_Your task_:
Scan the lines below for the word "Grilled". Copy each line you find it in.

_Supplied entries_:
--------------------------------
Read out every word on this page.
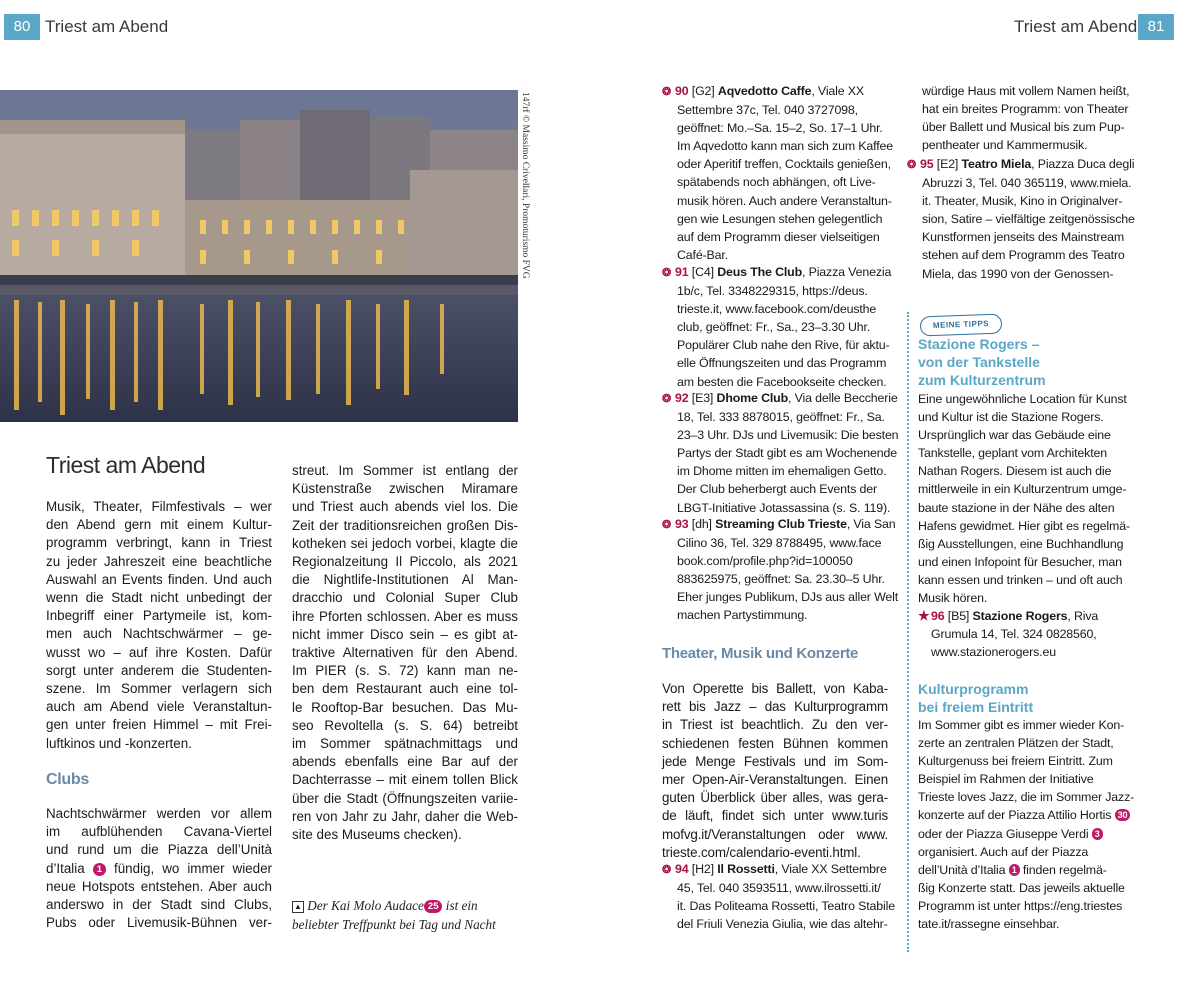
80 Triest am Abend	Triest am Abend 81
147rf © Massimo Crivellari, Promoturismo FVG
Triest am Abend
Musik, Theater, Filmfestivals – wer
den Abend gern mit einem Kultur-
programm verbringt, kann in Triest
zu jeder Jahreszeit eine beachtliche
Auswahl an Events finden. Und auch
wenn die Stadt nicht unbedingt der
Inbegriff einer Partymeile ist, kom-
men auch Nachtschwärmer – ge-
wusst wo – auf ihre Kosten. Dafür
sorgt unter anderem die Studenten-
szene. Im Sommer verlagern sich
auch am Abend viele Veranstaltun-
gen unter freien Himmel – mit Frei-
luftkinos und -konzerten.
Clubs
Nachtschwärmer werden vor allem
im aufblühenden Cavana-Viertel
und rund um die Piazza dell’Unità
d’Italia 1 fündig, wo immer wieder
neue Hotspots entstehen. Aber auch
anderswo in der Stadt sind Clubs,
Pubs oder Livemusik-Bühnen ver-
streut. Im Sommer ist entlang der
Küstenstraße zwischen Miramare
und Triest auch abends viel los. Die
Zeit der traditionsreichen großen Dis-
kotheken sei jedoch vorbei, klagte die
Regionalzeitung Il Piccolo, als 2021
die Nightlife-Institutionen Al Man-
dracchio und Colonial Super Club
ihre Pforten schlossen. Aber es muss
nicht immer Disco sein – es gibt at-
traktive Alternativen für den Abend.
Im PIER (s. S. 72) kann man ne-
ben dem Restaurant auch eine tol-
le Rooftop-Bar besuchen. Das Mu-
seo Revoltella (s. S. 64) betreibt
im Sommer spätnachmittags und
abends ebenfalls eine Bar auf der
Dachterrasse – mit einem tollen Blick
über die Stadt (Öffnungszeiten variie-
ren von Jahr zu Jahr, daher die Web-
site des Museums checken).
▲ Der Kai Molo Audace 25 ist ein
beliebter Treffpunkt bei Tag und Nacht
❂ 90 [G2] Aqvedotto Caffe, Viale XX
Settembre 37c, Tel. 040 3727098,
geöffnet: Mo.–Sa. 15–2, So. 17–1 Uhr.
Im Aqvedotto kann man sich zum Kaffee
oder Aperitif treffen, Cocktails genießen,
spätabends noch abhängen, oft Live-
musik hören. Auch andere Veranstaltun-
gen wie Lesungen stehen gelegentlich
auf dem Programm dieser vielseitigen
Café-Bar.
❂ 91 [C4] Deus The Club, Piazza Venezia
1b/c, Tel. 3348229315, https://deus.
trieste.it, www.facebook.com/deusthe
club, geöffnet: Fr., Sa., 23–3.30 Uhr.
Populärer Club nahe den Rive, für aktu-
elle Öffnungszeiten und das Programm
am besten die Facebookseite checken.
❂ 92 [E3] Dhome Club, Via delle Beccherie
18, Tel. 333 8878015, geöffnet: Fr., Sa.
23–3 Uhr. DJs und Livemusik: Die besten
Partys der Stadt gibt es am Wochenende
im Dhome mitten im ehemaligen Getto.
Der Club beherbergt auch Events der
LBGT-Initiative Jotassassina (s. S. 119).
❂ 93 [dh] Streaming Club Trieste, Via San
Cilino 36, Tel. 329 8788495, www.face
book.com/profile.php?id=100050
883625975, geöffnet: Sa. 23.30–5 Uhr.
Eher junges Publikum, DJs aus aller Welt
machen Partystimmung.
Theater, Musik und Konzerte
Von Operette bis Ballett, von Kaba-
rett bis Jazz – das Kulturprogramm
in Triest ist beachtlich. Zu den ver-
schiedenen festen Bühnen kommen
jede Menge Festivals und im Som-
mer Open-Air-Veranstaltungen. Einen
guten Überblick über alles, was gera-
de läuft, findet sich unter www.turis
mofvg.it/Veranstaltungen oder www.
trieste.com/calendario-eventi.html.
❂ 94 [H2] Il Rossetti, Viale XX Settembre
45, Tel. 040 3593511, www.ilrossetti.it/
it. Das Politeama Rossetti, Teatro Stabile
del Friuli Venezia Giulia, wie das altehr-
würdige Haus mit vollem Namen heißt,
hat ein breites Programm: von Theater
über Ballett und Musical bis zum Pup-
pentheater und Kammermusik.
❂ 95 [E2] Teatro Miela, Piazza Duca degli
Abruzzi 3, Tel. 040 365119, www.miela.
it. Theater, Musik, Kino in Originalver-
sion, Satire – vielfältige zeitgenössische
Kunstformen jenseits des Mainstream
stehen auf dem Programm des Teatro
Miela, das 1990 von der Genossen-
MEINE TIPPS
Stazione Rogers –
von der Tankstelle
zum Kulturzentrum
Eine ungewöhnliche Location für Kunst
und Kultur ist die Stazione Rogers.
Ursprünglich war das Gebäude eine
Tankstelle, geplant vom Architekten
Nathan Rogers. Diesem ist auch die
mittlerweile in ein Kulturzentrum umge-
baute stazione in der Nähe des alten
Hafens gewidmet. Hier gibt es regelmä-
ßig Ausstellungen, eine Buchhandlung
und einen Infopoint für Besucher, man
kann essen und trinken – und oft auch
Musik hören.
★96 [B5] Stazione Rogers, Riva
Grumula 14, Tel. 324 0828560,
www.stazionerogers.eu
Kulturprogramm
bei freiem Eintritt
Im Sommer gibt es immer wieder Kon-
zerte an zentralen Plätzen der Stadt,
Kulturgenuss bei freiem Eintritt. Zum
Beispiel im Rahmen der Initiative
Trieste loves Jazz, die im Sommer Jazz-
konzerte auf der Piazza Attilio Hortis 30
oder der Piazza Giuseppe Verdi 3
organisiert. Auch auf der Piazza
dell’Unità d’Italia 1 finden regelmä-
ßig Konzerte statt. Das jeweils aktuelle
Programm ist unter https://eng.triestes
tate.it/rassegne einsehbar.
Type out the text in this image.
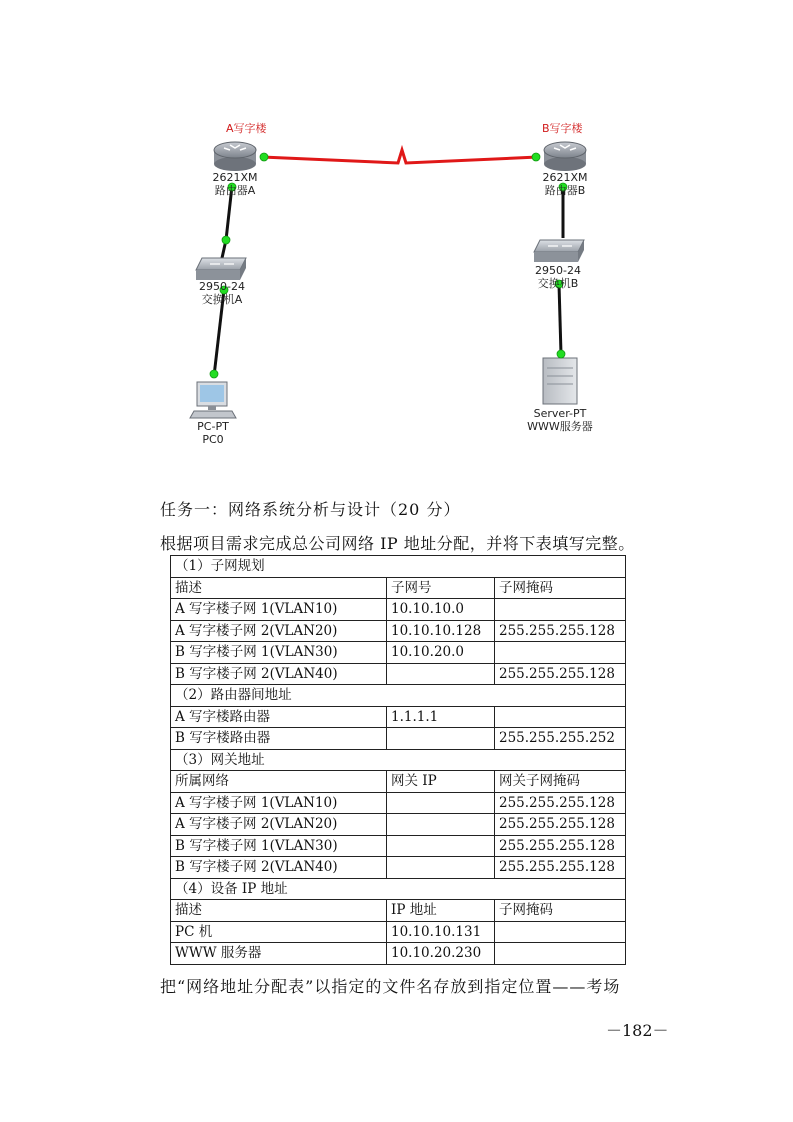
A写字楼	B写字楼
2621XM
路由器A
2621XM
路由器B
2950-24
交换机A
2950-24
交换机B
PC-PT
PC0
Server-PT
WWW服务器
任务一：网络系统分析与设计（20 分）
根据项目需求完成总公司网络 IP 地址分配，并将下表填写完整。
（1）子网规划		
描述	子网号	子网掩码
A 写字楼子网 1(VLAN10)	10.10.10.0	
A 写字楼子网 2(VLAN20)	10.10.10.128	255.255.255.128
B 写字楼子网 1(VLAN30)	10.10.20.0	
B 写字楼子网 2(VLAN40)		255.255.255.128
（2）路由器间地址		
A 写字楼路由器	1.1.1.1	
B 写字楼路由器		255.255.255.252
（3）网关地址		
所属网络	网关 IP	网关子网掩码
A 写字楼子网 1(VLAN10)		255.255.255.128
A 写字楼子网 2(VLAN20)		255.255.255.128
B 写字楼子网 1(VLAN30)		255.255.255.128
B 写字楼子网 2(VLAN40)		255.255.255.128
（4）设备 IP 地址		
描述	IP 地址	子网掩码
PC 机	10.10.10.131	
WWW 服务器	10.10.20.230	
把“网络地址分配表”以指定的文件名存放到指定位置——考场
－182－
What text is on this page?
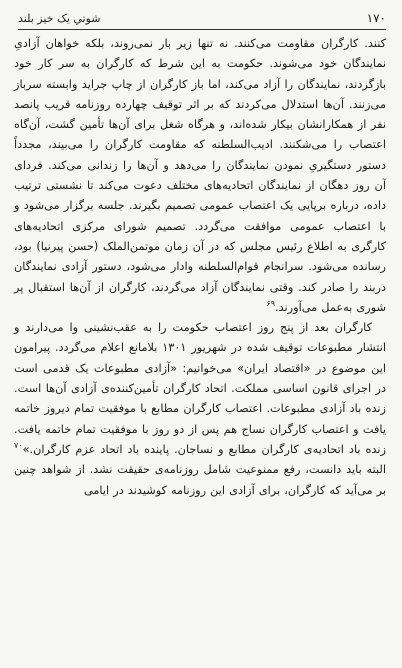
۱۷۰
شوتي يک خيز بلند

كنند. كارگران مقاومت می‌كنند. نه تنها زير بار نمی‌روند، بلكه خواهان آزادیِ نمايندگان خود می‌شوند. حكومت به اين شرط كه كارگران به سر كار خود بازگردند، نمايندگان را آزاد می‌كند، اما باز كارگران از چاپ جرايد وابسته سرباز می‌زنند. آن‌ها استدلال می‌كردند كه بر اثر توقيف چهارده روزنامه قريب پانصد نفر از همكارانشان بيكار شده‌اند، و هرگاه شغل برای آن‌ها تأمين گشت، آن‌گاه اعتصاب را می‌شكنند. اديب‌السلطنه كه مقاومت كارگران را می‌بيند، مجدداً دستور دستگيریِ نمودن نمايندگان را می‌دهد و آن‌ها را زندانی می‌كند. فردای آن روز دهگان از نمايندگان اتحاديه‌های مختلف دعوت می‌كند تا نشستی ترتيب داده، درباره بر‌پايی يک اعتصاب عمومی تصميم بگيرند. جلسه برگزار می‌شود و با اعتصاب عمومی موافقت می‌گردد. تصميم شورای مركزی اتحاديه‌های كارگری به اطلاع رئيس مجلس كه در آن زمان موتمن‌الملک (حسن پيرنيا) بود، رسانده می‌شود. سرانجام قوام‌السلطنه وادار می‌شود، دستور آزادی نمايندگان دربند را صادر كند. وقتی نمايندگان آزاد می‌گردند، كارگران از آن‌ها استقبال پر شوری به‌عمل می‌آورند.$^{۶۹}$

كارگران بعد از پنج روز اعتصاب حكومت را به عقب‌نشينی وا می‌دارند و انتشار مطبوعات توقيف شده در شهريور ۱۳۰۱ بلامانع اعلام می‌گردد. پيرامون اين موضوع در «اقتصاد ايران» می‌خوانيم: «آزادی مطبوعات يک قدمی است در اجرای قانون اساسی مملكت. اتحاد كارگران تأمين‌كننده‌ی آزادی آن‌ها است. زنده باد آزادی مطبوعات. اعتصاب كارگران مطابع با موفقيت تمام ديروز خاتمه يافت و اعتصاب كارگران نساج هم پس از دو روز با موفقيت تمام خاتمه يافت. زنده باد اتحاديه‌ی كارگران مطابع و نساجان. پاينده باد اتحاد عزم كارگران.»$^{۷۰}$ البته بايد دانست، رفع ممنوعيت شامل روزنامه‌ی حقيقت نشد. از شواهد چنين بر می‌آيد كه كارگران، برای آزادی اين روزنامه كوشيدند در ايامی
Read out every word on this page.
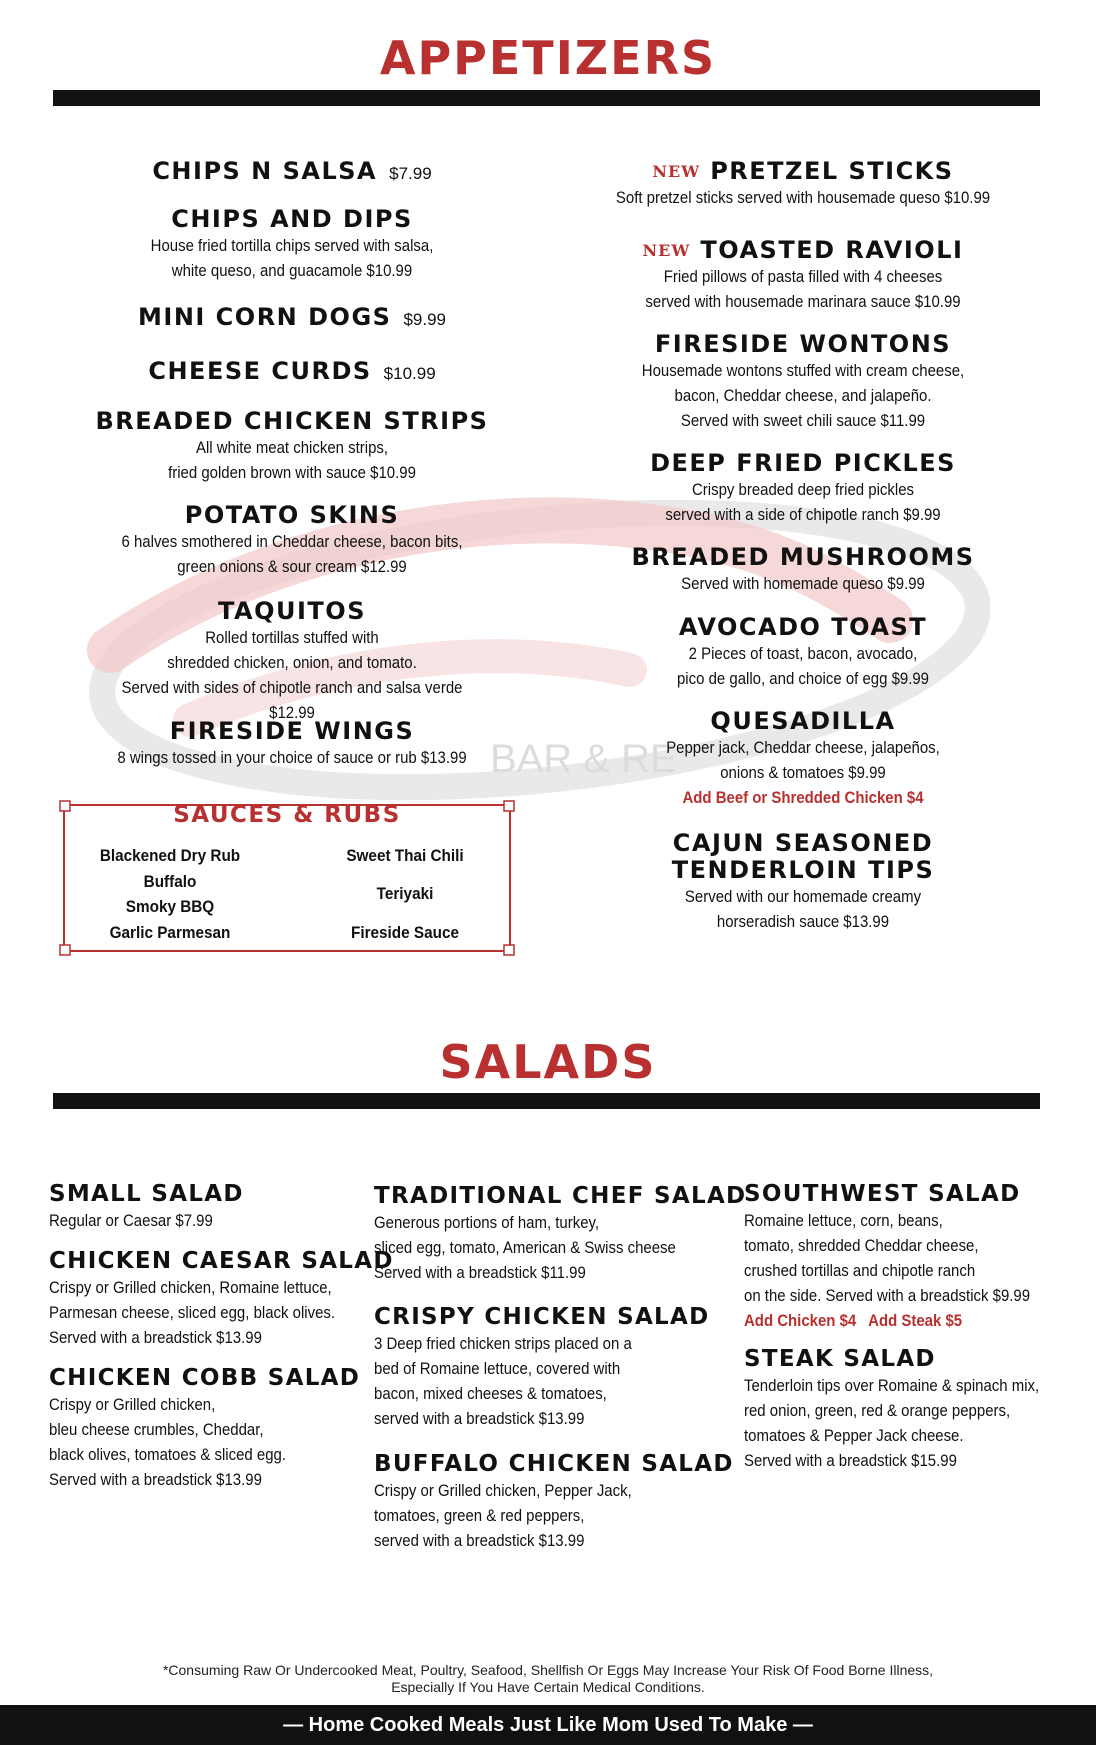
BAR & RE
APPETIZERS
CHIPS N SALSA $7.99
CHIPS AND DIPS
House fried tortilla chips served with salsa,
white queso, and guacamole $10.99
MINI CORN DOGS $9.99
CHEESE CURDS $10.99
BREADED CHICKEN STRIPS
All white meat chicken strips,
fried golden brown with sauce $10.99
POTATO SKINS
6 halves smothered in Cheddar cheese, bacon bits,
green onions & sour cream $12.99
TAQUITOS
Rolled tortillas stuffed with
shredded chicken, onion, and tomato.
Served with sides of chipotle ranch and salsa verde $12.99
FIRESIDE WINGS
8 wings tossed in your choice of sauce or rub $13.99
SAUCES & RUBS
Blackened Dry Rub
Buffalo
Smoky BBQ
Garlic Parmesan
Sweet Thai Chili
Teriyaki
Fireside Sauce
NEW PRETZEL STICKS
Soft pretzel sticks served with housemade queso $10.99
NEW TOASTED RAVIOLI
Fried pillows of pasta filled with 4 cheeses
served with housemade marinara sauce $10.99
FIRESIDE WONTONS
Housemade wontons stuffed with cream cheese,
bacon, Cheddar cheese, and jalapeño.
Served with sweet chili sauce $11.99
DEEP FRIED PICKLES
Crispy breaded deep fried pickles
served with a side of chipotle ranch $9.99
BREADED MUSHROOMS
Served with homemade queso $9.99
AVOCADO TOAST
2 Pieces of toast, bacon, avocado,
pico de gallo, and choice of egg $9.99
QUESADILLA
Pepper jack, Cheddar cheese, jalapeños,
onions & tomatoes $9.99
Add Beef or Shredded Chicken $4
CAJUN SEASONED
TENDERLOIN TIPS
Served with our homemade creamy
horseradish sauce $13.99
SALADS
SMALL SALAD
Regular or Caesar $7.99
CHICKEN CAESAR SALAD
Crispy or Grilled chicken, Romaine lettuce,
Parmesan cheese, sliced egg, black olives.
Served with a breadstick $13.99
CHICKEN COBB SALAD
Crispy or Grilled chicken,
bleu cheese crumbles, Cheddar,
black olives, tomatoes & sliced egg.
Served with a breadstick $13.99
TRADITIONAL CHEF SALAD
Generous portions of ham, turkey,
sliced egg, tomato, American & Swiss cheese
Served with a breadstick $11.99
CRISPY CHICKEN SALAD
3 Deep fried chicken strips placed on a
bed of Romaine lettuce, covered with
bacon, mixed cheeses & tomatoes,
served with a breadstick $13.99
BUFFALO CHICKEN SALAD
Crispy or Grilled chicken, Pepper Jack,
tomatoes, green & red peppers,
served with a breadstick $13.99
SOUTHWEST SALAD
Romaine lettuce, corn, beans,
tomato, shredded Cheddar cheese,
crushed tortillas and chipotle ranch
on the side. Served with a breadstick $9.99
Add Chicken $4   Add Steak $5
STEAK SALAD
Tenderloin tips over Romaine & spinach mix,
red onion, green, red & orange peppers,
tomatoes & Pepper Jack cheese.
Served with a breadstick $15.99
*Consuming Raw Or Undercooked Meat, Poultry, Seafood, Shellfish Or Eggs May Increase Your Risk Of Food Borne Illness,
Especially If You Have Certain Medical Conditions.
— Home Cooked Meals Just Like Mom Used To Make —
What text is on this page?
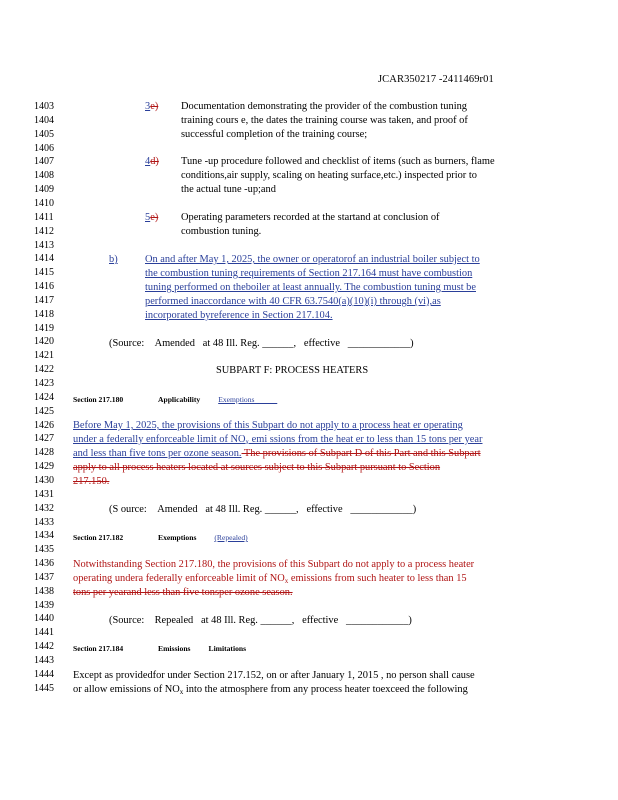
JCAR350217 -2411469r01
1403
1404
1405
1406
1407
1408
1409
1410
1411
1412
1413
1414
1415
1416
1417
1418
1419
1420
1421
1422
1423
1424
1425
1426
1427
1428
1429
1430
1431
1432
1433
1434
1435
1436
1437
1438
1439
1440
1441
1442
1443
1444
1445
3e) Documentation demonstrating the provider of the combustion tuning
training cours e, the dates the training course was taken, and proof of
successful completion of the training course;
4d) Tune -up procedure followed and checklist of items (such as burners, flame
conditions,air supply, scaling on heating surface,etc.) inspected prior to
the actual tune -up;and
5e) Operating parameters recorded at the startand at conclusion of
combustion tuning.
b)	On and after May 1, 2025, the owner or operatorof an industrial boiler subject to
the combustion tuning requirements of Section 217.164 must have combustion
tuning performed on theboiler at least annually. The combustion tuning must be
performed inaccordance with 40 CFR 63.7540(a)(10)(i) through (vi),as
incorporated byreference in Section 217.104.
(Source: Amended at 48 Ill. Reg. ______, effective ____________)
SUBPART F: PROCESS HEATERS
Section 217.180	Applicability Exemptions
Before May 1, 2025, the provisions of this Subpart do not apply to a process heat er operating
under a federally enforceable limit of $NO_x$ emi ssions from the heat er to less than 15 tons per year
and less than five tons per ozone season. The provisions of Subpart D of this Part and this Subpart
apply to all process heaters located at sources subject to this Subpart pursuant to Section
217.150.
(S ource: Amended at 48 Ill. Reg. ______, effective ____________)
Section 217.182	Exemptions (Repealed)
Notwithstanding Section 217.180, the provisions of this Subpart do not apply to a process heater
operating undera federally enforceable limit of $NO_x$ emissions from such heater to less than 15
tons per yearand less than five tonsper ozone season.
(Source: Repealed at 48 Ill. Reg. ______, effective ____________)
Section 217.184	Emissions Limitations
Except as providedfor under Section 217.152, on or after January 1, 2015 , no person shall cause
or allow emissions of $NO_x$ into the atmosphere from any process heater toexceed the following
--------------------------------
_Exercise response_:
Crispy or Grilled chicken, Romaine lettuce,
Crispy or Grilled chicken,
Crispy or Grilled chicken, Pepper Jack,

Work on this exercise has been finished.